DATASET =
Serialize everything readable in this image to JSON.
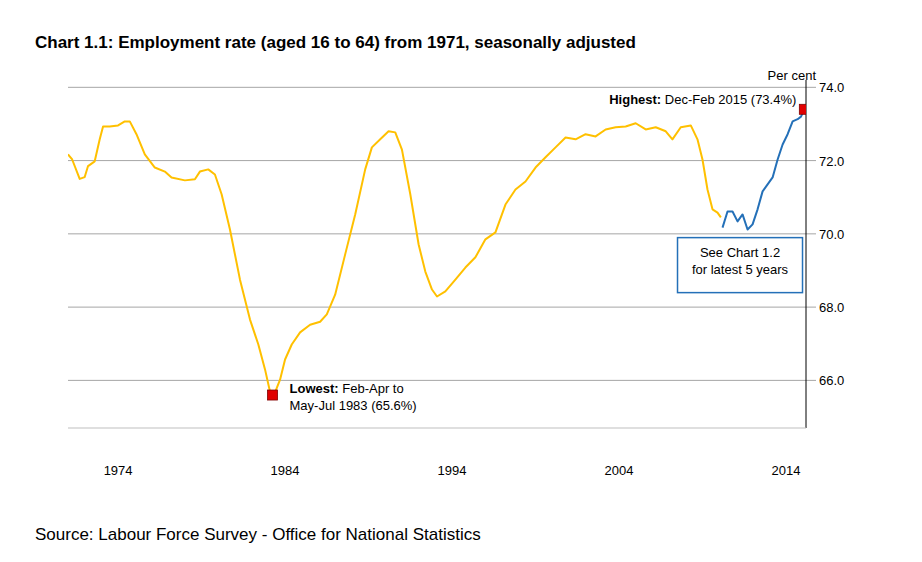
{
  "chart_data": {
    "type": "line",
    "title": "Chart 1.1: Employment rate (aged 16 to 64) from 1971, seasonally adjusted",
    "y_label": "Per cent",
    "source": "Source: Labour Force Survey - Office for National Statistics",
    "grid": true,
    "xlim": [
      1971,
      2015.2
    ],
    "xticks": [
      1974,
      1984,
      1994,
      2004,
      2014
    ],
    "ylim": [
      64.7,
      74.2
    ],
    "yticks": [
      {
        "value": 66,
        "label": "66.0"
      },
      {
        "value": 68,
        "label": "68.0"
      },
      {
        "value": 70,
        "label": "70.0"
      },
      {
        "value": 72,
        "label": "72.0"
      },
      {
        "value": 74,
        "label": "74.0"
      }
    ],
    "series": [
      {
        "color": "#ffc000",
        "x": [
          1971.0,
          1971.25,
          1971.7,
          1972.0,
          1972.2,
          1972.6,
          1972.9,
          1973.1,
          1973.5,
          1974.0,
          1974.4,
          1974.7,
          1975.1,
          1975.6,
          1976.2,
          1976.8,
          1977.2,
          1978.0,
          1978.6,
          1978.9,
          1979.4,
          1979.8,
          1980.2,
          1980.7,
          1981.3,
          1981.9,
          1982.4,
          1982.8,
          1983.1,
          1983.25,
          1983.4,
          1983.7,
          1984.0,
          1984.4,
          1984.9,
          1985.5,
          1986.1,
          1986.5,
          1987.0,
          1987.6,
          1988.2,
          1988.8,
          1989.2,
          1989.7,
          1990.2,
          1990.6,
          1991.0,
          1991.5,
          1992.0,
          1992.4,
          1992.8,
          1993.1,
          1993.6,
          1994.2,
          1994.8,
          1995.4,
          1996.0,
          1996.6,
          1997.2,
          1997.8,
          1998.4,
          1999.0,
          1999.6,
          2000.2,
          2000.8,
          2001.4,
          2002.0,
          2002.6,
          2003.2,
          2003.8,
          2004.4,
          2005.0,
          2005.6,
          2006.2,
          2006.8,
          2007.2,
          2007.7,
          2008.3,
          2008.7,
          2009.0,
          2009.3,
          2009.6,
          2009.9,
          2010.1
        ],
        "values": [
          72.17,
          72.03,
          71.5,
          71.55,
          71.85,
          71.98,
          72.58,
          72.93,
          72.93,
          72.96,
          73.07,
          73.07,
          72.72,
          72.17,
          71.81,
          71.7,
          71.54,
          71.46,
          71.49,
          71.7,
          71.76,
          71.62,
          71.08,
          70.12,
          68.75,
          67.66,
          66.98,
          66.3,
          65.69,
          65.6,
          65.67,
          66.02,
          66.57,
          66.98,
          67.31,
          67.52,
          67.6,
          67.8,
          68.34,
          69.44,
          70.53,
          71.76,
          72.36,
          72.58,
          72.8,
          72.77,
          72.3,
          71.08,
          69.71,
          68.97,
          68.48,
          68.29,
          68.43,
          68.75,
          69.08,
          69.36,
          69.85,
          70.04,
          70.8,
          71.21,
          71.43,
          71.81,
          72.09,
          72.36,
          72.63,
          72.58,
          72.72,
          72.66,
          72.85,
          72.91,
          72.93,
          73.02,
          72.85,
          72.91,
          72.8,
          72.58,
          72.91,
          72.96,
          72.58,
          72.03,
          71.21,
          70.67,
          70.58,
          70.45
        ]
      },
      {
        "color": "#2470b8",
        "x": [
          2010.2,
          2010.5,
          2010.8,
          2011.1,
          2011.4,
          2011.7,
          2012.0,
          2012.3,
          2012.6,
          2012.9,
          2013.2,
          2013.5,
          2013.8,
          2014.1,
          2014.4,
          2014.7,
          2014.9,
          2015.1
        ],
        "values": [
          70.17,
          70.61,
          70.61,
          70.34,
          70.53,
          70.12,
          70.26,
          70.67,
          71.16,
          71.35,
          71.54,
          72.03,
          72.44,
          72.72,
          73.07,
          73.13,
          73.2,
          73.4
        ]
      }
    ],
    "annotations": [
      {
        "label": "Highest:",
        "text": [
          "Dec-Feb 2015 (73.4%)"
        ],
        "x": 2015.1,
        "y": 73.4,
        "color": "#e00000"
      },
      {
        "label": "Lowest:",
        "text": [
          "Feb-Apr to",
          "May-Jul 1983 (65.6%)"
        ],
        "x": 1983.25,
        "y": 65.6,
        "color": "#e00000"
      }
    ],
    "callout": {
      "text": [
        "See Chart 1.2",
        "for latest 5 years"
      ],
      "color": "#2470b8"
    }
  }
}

TASK REQUIREMENTS =
Omit all pictures while transcribing the entries verbatim.

RESULT =
Serialize everything readable in this image to JSON.
{
  "chart_data": {
    "type": "line",
    "title": "Chart 1.1: Employment rate (aged 16 to 64) from 1971, seasonally adjusted",
    "y_label": "Per cent",
    "source": "Source: Labour Force Survey - Office for National Statistics",
    "grid": true,
    "xlim": [
      1971,
      2015.2
    ],
    "xticks": [
      1974,
      1984,
      1994,
      2004,
      2014
    ],
    "ylim": [
      64.7,
      74.2
    ],
    "yticks": [
      {
        "value": 66,
        "label": "66.0"
      },
      {
        "value": 68,
        "label": "68.0"
      },
      {
        "value": 70,
        "label": "70.0"
      },
      {
        "value": 72,
        "label": "72.0"
      },
      {
        "value": 74,
        "label": "74.0"
      }
    ],
    "series": [
      {
        "color": "#ffc000",
        "x": [
          1971.0,
          1971.25,
          1971.7,
          1972.0,
          1972.2,
          1972.6,
          1972.9,
          1973.1,
          1973.5,
          1974.0,
          1974.4,
          1974.7,
          1975.1,
          1975.6,
          1976.2,
          1976.8,
          1977.2,
          1978.0,
          1978.6,
          1978.9,
          1979.4,
          1979.8,
          1980.2,
          1980.7,
          1981.3,
          1981.9,
          1982.4,
          1982.8,
          1983.1,
          1983.25,
          1983.4,
          1983.7,
          1984.0,
          1984.4,
          1984.9,
          1985.5,
          1986.1,
          1986.5,
          1987.0,
          1987.6,
          1988.2,
          1988.8,
          1989.2,
          1989.7,
          1990.2,
          1990.6,
          1991.0,
          1991.5,
          1992.0,
          1992.4,
          1992.8,
          1993.1,
          1993.6,
          1994.2,
          1994.8,
          1995.4,
          1996.0,
          1996.6,
          1997.2,
          1997.8,
          1998.4,
          1999.0,
          1999.6,
          2000.2,
          2000.8,
          2001.4,
          2002.0,
          2002.6,
          2003.2,
          2003.8,
          2004.4,
          2005.0,
          2005.6,
          2006.2,
          2006.8,
          2007.2,
          2007.7,
          2008.3,
          2008.7,
          2009.0,
          2009.3,
          2009.6,
          2009.9,
          2010.1
        ],
        "values": [
          72.17,
          72.03,
          71.5,
          71.55,
          71.85,
          71.98,
          72.58,
          72.93,
          72.93,
          72.96,
          73.07,
          73.07,
          72.72,
          72.17,
          71.81,
          71.7,
          71.54,
          71.46,
          71.49,
          71.7,
          71.76,
          71.62,
          71.08,
          70.12,
          68.75,
          67.66,
          66.98,
          66.3,
          65.69,
          65.6,
          65.67,
          66.02,
          66.57,
          66.98,
          67.31,
          67.52,
          67.6,
          67.8,
          68.34,
          69.44,
          70.53,
          71.76,
          72.36,
          72.58,
          72.8,
          72.77,
          72.3,
          71.08,
          69.71,
          68.97,
          68.48,
          68.29,
          68.43,
          68.75,
          69.08,
          69.36,
          69.85,
          70.04,
          70.8,
          71.21,
          71.43,
          71.81,
          72.09,
          72.36,
          72.63,
          72.58,
          72.72,
          72.66,
          72.85,
          72.91,
          72.93,
          73.02,
          72.85,
          72.91,
          72.8,
          72.58,
          72.91,
          72.96,
          72.58,
          72.03,
          71.21,
          70.67,
          70.58,
          70.45
        ]
      },
      {
        "color": "#2470b8",
        "x": [
          2010.2,
          2010.5,
          2010.8,
          2011.1,
          2011.4,
          2011.7,
          2012.0,
          2012.3,
          2012.6,
          2012.9,
          2013.2,
          2013.5,
          2013.8,
          2014.1,
          2014.4,
          2014.7,
          2014.9,
          2015.1
        ],
        "values": [
          70.17,
          70.61,
          70.61,
          70.34,
          70.53,
          70.12,
          70.26,
          70.67,
          71.16,
          71.35,
          71.54,
          72.03,
          72.44,
          72.72,
          73.07,
          73.13,
          73.2,
          73.4
        ]
      }
    ],
    "annotations": [
      {
        "label": "Highest:",
        "text": [
          "Dec-Feb 2015 (73.4%)"
        ],
        "x": 2015.1,
        "y": 73.4,
        "color": "#e00000"
      },
      {
        "label": "Lowest:",
        "text": [
          "Feb-Apr to",
          "May-Jul 1983 (65.6%)"
        ],
        "x": 1983.25,
        "y": 65.6,
        "color": "#e00000"
      }
    ],
    "callout": {
      "text": [
        "See Chart 1.2",
        "for latest 5 years"
      ],
      "color": "#2470b8"
    }
  }
}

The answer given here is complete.